Make an exact copy of the entries, and keep any pictures out of it.
━━━ Data entries
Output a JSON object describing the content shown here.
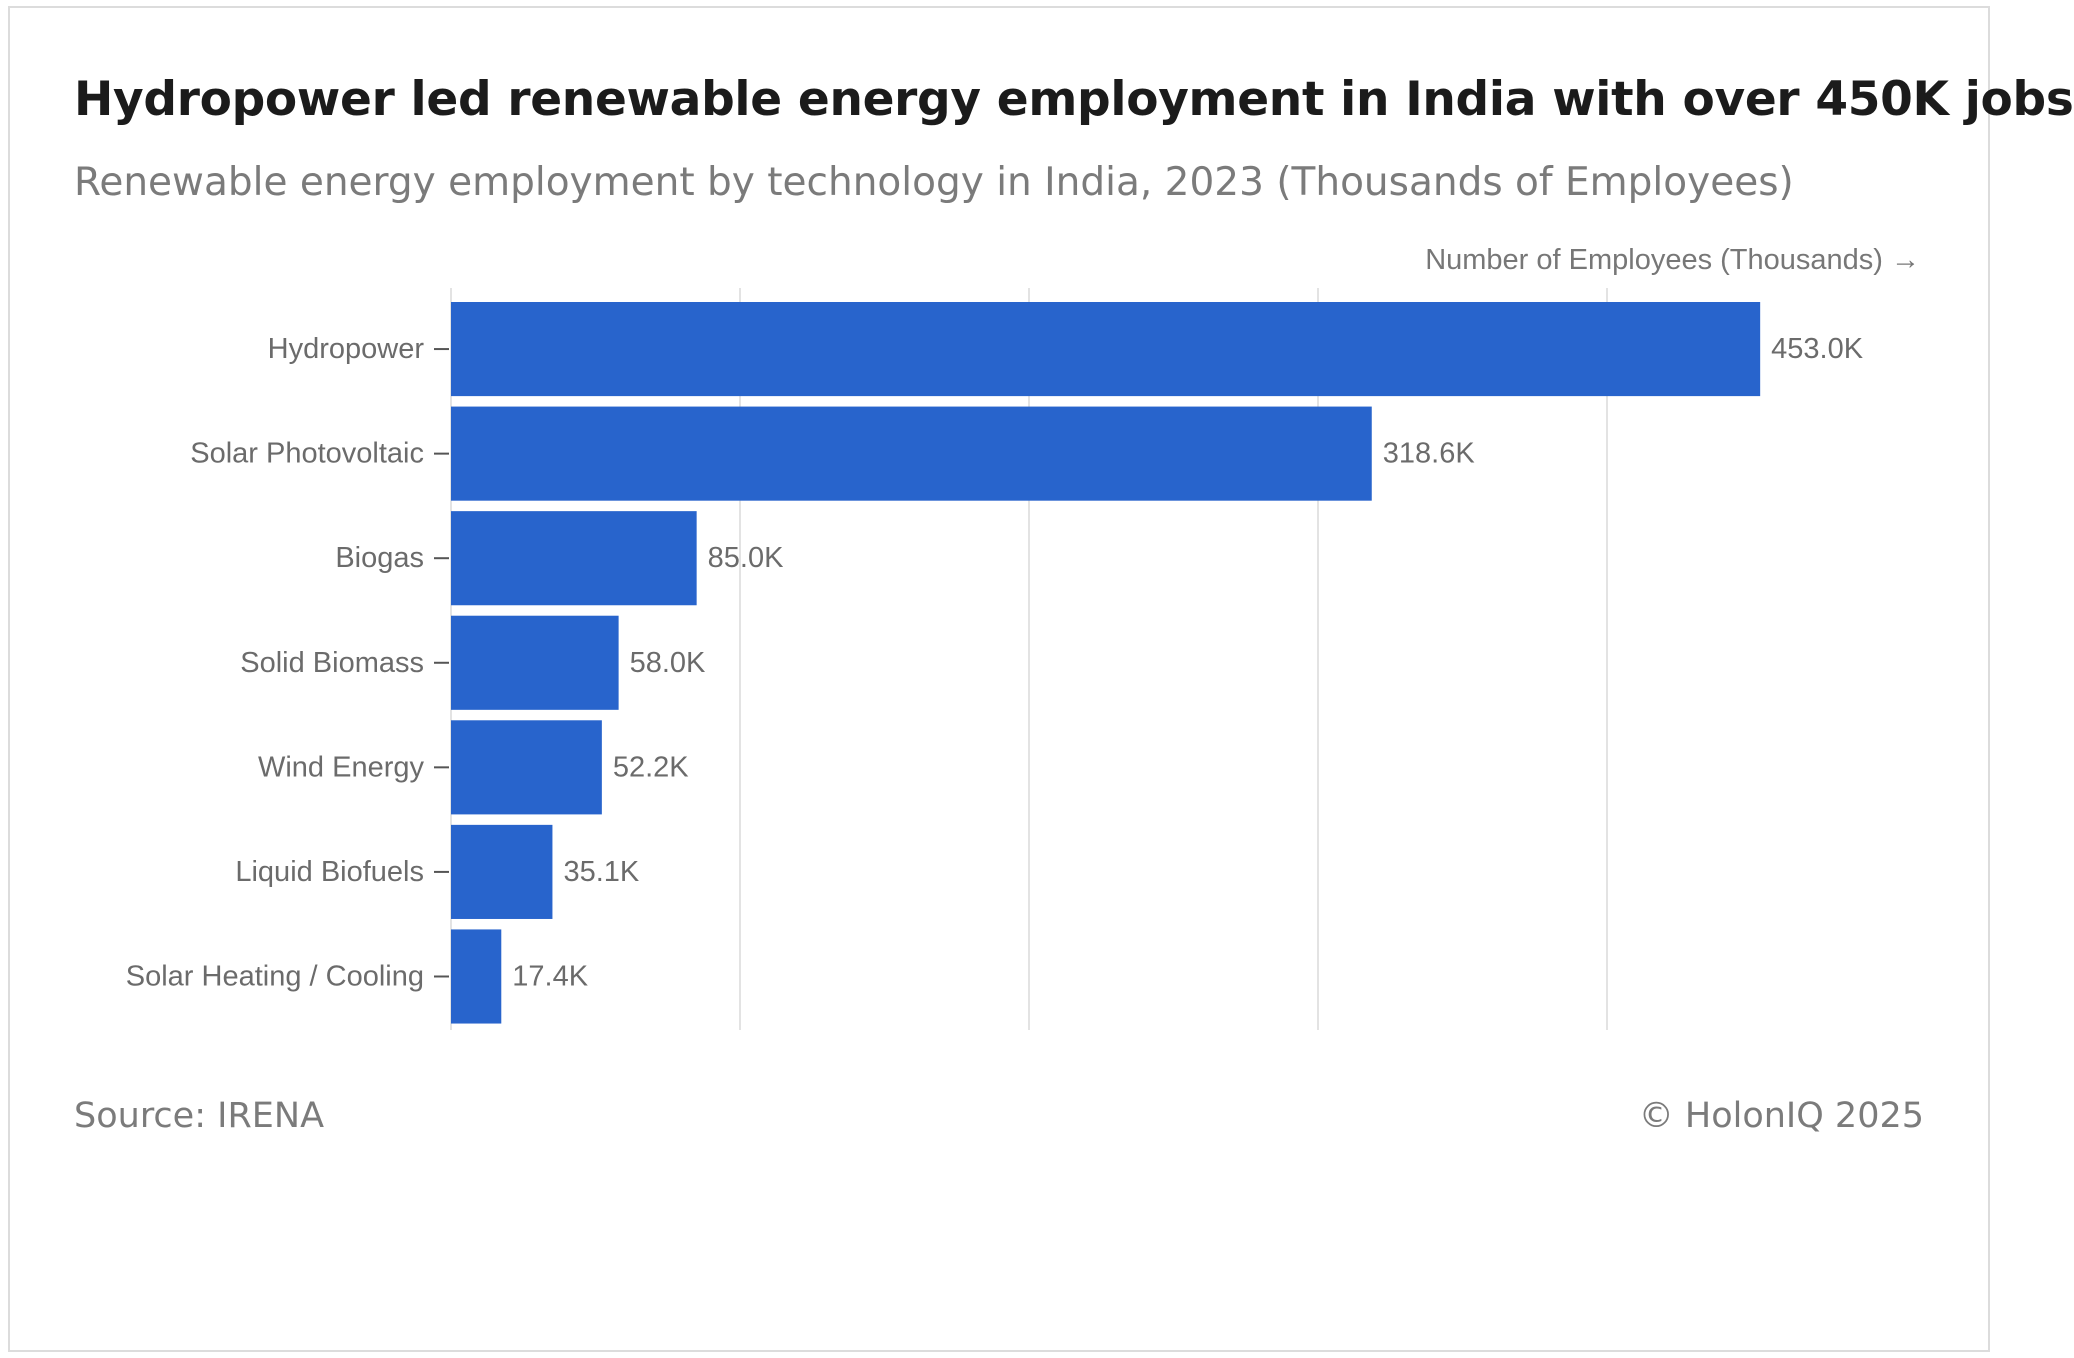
{
  "header": {
    "title": "Hydropower led renewable energy employment in India with over 450K jobs",
    "subtitle": "Renewable energy employment by technology in India, 2023 (Thousands of Employees)"
  },
  "footer": {
    "source": "Source: IRENA",
    "copyright": "© HolonIQ 2025"
  },
  "colors": {
    "bar": "#2864cc",
    "grid": "#e3e3e3",
    "tick": "#555555"
  },
  "chart_data": {
    "type": "bar",
    "orientation": "horizontal",
    "title": "Hydropower led renewable energy employment in India with over 450K jobs",
    "subtitle": "Renewable energy employment by technology in India, 2023 (Thousands of Employees)",
    "xlabel": "Number of Employees (Thousands) →",
    "ylabel": "",
    "categories": [
      "Hydropower",
      "Solar Photovoltaic",
      "Biogas",
      "Solid Biomass",
      "Wind Energy",
      "Liquid Biofuels",
      "Solar Heating / Cooling"
    ],
    "values": [
      453.0,
      318.6,
      85.0,
      58.0,
      52.2,
      35.1,
      17.4
    ],
    "data_labels": [
      "453.0K",
      "318.6K",
      "85.0K",
      "58.0K",
      "52.2K",
      "35.1K",
      "17.4K"
    ],
    "xlim": [
      0,
      500
    ],
    "gridlines": [
      0,
      100,
      200,
      300,
      400
    ],
    "grid": true
  }
}
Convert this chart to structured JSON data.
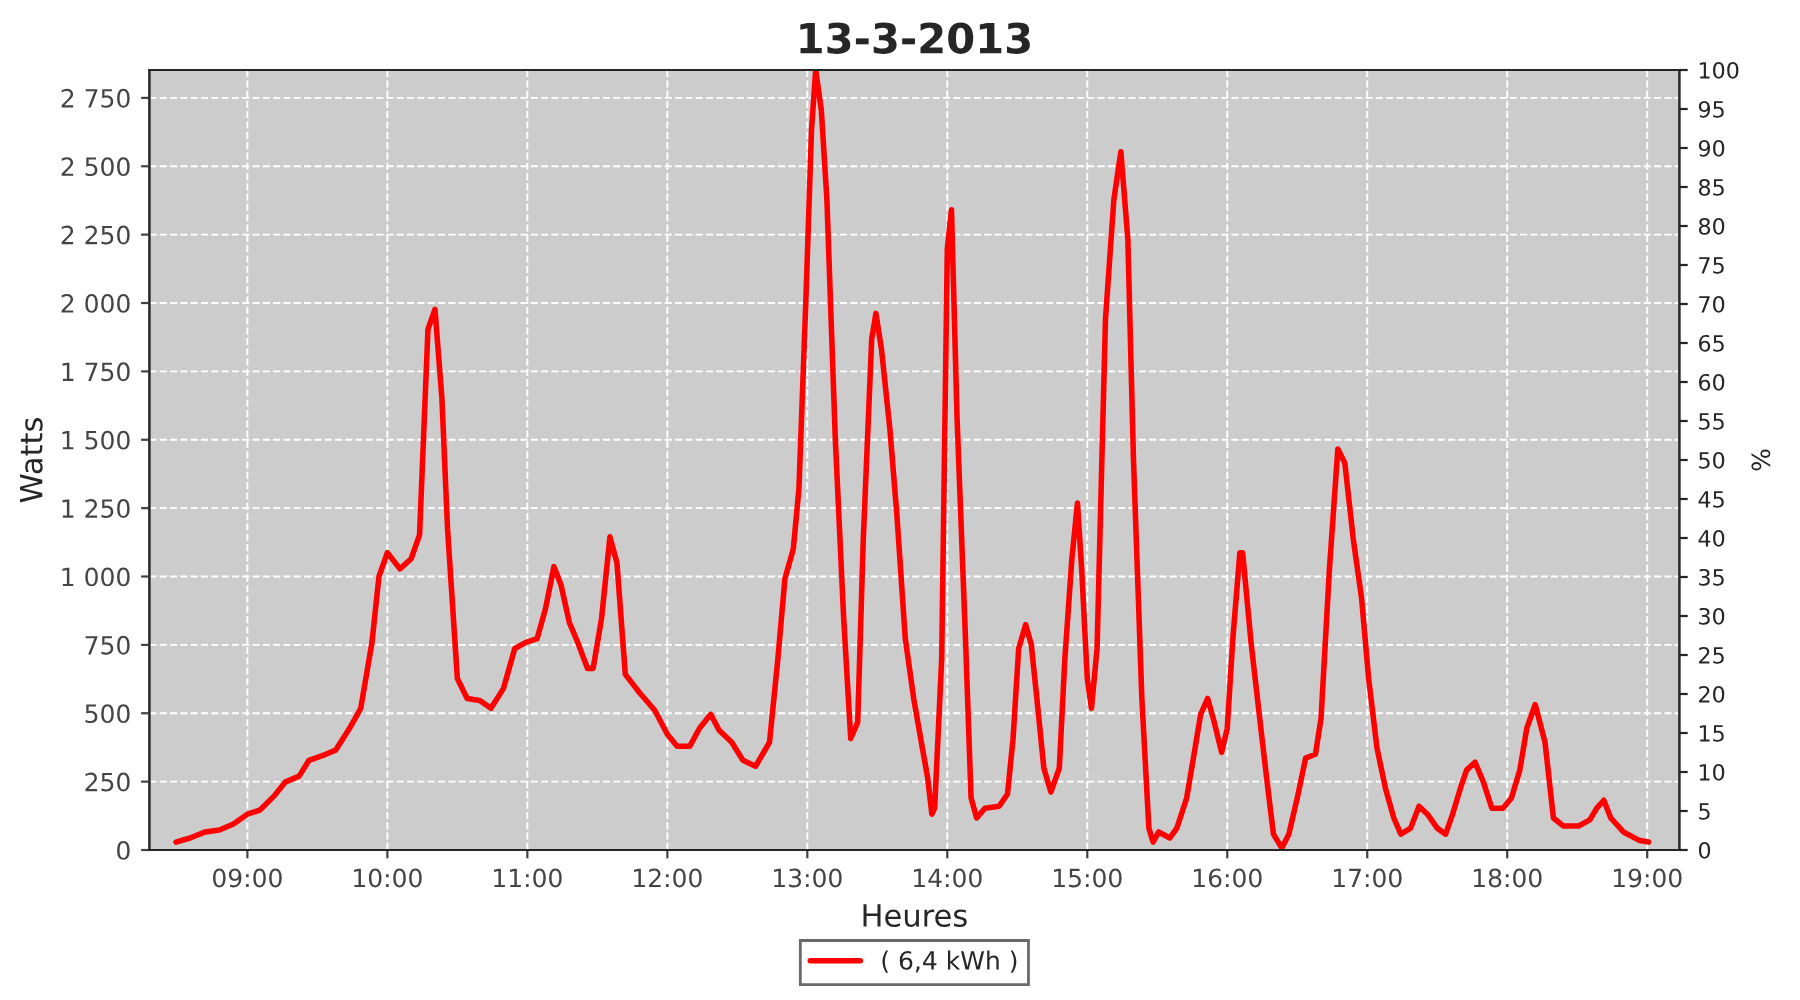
━━━━━━
### Task result:
Output a JSON object describing the content shown here.
{
  "header": {
    "title": "Hydropower led renewable energy employment in India with over 450K jobs",
    "subtitle": "Renewable energy employment by technology in India, 2023 (Thousands of Employees)"
  },
  "footer": {
    "source": "Source: IRENA",
    "copyright": "© HolonIQ 2025"
  },
  "colors": {
    "bar": "#2864cc",
    "grid": "#e3e3e3",
    "tick": "#555555"
  },
  "chart_data": {
    "type": "bar",
    "orientation": "horizontal",
    "title": "Hydropower led renewable energy employment in India with over 450K jobs",
    "subtitle": "Renewable energy employment by technology in India, 2023 (Thousands of Employees)",
    "xlabel": "Number of Employees (Thousands) →",
    "ylabel": "",
    "categories": [
      "Hydropower",
      "Solar Photovoltaic",
      "Biogas",
      "Solid Biomass",
      "Wind Energy",
      "Liquid Biofuels",
      "Solar Heating / Cooling"
    ],
    "values": [
      453.0,
      318.6,
      85.0,
      58.0,
      52.2,
      35.1,
      17.4
    ],
    "data_labels": [
      "453.0K",
      "318.6K",
      "85.0K",
      "58.0K",
      "52.2K",
      "35.1K",
      "17.4K"
    ],
    "xlim": [
      0,
      500
    ],
    "gridlines": [
      0,
      100,
      200,
      300,
      400
    ],
    "grid": true
  }
}
Convert this chart to structured JSON data.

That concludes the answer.